Please give the listing again, word for word, with nothing left out.

[Rows from a figure dataset]
* START *
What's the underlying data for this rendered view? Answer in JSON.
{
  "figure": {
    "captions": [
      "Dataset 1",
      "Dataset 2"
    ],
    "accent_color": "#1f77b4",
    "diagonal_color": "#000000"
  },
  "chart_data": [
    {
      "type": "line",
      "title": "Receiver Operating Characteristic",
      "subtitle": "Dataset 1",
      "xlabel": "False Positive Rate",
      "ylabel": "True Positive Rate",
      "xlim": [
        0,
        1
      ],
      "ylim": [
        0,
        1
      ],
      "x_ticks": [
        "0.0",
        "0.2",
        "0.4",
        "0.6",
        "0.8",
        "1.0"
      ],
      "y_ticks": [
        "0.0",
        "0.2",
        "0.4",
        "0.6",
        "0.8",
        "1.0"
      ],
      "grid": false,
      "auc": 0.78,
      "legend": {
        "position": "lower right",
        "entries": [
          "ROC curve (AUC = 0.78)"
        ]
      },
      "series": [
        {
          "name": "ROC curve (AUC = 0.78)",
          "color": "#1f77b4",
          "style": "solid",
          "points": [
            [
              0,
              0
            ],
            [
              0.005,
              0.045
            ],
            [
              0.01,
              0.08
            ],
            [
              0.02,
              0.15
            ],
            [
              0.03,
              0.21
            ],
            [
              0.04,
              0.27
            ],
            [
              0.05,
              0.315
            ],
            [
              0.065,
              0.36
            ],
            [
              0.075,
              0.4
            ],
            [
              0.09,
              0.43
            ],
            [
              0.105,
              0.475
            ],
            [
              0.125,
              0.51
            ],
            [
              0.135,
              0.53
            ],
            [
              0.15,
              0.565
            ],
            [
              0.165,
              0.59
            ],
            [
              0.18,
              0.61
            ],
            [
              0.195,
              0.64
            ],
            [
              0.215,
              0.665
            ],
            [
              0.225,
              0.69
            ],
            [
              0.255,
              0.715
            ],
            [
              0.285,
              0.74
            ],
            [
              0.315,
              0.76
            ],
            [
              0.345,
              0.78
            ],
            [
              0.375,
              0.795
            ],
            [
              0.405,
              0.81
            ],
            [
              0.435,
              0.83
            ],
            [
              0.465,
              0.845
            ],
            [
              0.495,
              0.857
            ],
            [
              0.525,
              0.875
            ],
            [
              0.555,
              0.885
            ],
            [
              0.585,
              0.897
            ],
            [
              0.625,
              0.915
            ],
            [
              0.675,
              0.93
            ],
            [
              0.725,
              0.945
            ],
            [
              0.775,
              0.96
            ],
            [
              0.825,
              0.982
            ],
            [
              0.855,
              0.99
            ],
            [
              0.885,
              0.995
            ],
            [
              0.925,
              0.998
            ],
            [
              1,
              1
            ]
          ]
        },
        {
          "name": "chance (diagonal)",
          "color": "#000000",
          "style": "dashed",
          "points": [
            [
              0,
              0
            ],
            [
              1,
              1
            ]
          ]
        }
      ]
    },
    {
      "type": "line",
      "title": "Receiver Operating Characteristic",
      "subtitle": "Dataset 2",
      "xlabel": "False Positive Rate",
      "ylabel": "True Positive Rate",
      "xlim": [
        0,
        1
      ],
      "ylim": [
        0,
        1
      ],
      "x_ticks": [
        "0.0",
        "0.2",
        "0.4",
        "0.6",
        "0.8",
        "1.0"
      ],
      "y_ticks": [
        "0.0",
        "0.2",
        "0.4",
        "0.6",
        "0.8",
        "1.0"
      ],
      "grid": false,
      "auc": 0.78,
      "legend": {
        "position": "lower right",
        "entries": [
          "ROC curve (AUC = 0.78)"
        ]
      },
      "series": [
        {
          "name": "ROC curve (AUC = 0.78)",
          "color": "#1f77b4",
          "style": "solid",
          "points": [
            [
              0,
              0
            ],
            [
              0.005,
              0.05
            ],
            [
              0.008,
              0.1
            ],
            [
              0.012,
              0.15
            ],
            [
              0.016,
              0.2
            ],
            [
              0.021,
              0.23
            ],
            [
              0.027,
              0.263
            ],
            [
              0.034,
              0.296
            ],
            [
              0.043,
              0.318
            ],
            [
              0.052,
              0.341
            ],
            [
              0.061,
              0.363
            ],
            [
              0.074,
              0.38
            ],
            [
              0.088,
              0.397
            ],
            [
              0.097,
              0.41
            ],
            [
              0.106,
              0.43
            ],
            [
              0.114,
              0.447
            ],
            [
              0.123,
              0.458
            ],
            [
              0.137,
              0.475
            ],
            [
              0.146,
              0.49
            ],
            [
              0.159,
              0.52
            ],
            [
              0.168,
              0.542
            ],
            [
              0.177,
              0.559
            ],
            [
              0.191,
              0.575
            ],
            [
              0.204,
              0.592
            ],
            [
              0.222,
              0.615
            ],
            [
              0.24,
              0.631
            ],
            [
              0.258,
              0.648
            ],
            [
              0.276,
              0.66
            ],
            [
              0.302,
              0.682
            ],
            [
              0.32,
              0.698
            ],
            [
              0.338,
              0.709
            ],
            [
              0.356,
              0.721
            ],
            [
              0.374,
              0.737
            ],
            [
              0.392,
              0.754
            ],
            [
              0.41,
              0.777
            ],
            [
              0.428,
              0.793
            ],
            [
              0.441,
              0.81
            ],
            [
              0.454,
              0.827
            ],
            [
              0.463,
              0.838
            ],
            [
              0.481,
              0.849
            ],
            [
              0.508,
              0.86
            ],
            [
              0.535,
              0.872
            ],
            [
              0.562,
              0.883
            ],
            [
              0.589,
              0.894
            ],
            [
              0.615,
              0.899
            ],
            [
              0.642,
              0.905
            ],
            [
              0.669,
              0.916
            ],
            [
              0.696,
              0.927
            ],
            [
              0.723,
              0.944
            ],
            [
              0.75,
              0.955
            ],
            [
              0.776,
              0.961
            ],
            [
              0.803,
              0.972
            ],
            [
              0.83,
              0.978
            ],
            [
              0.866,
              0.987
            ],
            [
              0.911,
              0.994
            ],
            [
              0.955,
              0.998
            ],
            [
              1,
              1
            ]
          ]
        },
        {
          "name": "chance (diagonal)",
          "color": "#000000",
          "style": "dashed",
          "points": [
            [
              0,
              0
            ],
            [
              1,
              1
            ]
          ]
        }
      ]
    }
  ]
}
* END *
_TASK RESULT_:
What's the underlying data for this rendered view? Answer in JSON.
{
  "figure": {
    "captions": [
      "Dataset 1",
      "Dataset 2"
    ],
    "accent_color": "#1f77b4",
    "diagonal_color": "#000000"
  },
  "chart_data": [
    {
      "type": "line",
      "title": "Receiver Operating Characteristic",
      "subtitle": "Dataset 1",
      "xlabel": "False Positive Rate",
      "ylabel": "True Positive Rate",
      "xlim": [
        0,
        1
      ],
      "ylim": [
        0,
        1
      ],
      "x_ticks": [
        "0.0",
        "0.2",
        "0.4",
        "0.6",
        "0.8",
        "1.0"
      ],
      "y_ticks": [
        "0.0",
        "0.2",
        "0.4",
        "0.6",
        "0.8",
        "1.0"
      ],
      "grid": false,
      "auc": 0.78,
      "legend": {
        "position": "lower right",
        "entries": [
          "ROC curve (AUC = 0.78)"
        ]
      },
      "series": [
        {
          "name": "ROC curve (AUC = 0.78)",
          "color": "#1f77b4",
          "style": "solid",
          "points": [
            [
              0,
              0
            ],
            [
              0.005,
              0.045
            ],
            [
              0.01,
              0.08
            ],
            [
              0.02,
              0.15
            ],
            [
              0.03,
              0.21
            ],
            [
              0.04,
              0.27
            ],
            [
              0.05,
              0.315
            ],
            [
              0.065,
              0.36
            ],
            [
              0.075,
              0.4
            ],
            [
              0.09,
              0.43
            ],
            [
              0.105,
              0.475
            ],
            [
              0.125,
              0.51
            ],
            [
              0.135,
              0.53
            ],
            [
              0.15,
              0.565
            ],
            [
              0.165,
              0.59
            ],
            [
              0.18,
              0.61
            ],
            [
              0.195,
              0.64
            ],
            [
              0.215,
              0.665
            ],
            [
              0.225,
              0.69
            ],
            [
              0.255,
              0.715
            ],
            [
              0.285,
              0.74
            ],
            [
              0.315,
              0.76
            ],
            [
              0.345,
              0.78
            ],
            [
              0.375,
              0.795
            ],
            [
              0.405,
              0.81
            ],
            [
              0.435,
              0.83
            ],
            [
              0.465,
              0.845
            ],
            [
              0.495,
              0.857
            ],
            [
              0.525,
              0.875
            ],
            [
              0.555,
              0.885
            ],
            [
              0.585,
              0.897
            ],
            [
              0.625,
              0.915
            ],
            [
              0.675,
              0.93
            ],
            [
              0.725,
              0.945
            ],
            [
              0.775,
              0.96
            ],
            [
              0.825,
              0.982
            ],
            [
              0.855,
              0.99
            ],
            [
              0.885,
              0.995
            ],
            [
              0.925,
              0.998
            ],
            [
              1,
              1
            ]
          ]
        },
        {
          "name": "chance (diagonal)",
          "color": "#000000",
          "style": "dashed",
          "points": [
            [
              0,
              0
            ],
            [
              1,
              1
            ]
          ]
        }
      ]
    },
    {
      "type": "line",
      "title": "Receiver Operating Characteristic",
      "subtitle": "Dataset 2",
      "xlabel": "False Positive Rate",
      "ylabel": "True Positive Rate",
      "xlim": [
        0,
        1
      ],
      "ylim": [
        0,
        1
      ],
      "x_ticks": [
        "0.0",
        "0.2",
        "0.4",
        "0.6",
        "0.8",
        "1.0"
      ],
      "y_ticks": [
        "0.0",
        "0.2",
        "0.4",
        "0.6",
        "0.8",
        "1.0"
      ],
      "grid": false,
      "auc": 0.78,
      "legend": {
        "position": "lower right",
        "entries": [
          "ROC curve (AUC = 0.78)"
        ]
      },
      "series": [
        {
          "name": "ROC curve (AUC = 0.78)",
          "color": "#1f77b4",
          "style": "solid",
          "points": [
            [
              0,
              0
            ],
            [
              0.005,
              0.05
            ],
            [
              0.008,
              0.1
            ],
            [
              0.012,
              0.15
            ],
            [
              0.016,
              0.2
            ],
            [
              0.021,
              0.23
            ],
            [
              0.027,
              0.263
            ],
            [
              0.034,
              0.296
            ],
            [
              0.043,
              0.318
            ],
            [
              0.052,
              0.341
            ],
            [
              0.061,
              0.363
            ],
            [
              0.074,
              0.38
            ],
            [
              0.088,
              0.397
            ],
            [
              0.097,
              0.41
            ],
            [
              0.106,
              0.43
            ],
            [
              0.114,
              0.447
            ],
            [
              0.123,
              0.458
            ],
            [
              0.137,
              0.475
            ],
            [
              0.146,
              0.49
            ],
            [
              0.159,
              0.52
            ],
            [
              0.168,
              0.542
            ],
            [
              0.177,
              0.559
            ],
            [
              0.191,
              0.575
            ],
            [
              0.204,
              0.592
            ],
            [
              0.222,
              0.615
            ],
            [
              0.24,
              0.631
            ],
            [
              0.258,
              0.648
            ],
            [
              0.276,
              0.66
            ],
            [
              0.302,
              0.682
            ],
            [
              0.32,
              0.698
            ],
            [
              0.338,
              0.709
            ],
            [
              0.356,
              0.721
            ],
            [
              0.374,
              0.737
            ],
            [
              0.392,
              0.754
            ],
            [
              0.41,
              0.777
            ],
            [
              0.428,
              0.793
            ],
            [
              0.441,
              0.81
            ],
            [
              0.454,
              0.827
            ],
            [
              0.463,
              0.838
            ],
            [
              0.481,
              0.849
            ],
            [
              0.508,
              0.86
            ],
            [
              0.535,
              0.872
            ],
            [
              0.562,
              0.883
            ],
            [
              0.589,
              0.894
            ],
            [
              0.615,
              0.899
            ],
            [
              0.642,
              0.905
            ],
            [
              0.669,
              0.916
            ],
            [
              0.696,
              0.927
            ],
            [
              0.723,
              0.944
            ],
            [
              0.75,
              0.955
            ],
            [
              0.776,
              0.961
            ],
            [
              0.803,
              0.972
            ],
            [
              0.83,
              0.978
            ],
            [
              0.866,
              0.987
            ],
            [
              0.911,
              0.994
            ],
            [
              0.955,
              0.998
            ],
            [
              1,
              1
            ]
          ]
        },
        {
          "name": "chance (diagonal)",
          "color": "#000000",
          "style": "dashed",
          "points": [
            [
              0,
              0
            ],
            [
              1,
              1
            ]
          ]
        }
      ]
    }
  ]
}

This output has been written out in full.